• **DO THIS**: Every record here should be printed again exactly.

══════

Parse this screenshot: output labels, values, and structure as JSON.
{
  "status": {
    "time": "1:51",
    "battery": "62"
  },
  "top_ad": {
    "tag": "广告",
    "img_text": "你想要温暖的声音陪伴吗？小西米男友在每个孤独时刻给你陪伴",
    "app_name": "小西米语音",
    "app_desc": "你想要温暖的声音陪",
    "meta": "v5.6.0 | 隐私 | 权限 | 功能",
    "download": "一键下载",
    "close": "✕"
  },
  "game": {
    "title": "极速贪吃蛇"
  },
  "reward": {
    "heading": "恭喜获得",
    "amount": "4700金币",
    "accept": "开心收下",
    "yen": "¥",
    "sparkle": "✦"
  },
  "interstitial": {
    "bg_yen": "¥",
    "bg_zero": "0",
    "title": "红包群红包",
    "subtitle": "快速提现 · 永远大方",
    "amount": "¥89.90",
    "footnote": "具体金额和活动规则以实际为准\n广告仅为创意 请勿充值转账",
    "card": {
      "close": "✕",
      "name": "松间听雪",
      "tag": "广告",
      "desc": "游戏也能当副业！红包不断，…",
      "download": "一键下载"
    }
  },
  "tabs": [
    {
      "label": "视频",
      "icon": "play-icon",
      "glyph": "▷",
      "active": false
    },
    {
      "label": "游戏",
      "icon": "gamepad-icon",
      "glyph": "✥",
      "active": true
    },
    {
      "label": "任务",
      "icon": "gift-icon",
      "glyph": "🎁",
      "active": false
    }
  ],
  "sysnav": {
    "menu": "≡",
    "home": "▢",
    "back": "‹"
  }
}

══════

• **WRITTEN RESPONSE**:
Parse this screenshot: output labels, values, and structure as JSON.
{
  "status": {
    "time": "1:51",
    "battery": "62"
  },
  "top_ad": {
    "tag": "广告",
    "img_text": "你想要温暖的声音陪伴吗？小西米男友在每个孤独时刻给你陪伴",
    "app_name": "小西米语音",
    "app_desc": "你想要温暖的声音陪",
    "meta": "v5.6.0 | 隐私 | 权限 | 功能",
    "download": "一键下载",
    "close": "✕"
  },
  "game": {
    "title": "极速贪吃蛇"
  },
  "reward": {
    "heading": "恭喜获得",
    "amount": "4700金币",
    "accept": "开心收下",
    "yen": "¥",
    "sparkle": "✦"
  },
  "interstitial": {
    "bg_yen": "¥",
    "bg_zero": "0",
    "title": "红包群红包",
    "subtitle": "快速提现 · 永远大方",
    "amount": "¥89.90",
    "footnote": "具体金额和活动规则以实际为准\n广告仅为创意 请勿充值转账",
    "card": {
      "close": "✕",
      "name": "松间听雪",
      "tag": "广告",
      "desc": "游戏也能当副业！红包不断，…",
      "download": "一键下载"
    }
  },
  "tabs": [
    {
      "label": "视频",
      "icon": "play-icon",
      "glyph": "▷",
      "active": false
    },
    {
      "label": "游戏",
      "icon": "gamepad-icon",
      "glyph": "✥",
      "active": true
    },
    {
      "label": "任务",
      "icon": "gift-icon",
      "glyph": "🎁",
      "active": false
    }
  ],
  "sysnav": {
    "menu": "≡",
    "home": "▢",
    "back": "‹"
  }
}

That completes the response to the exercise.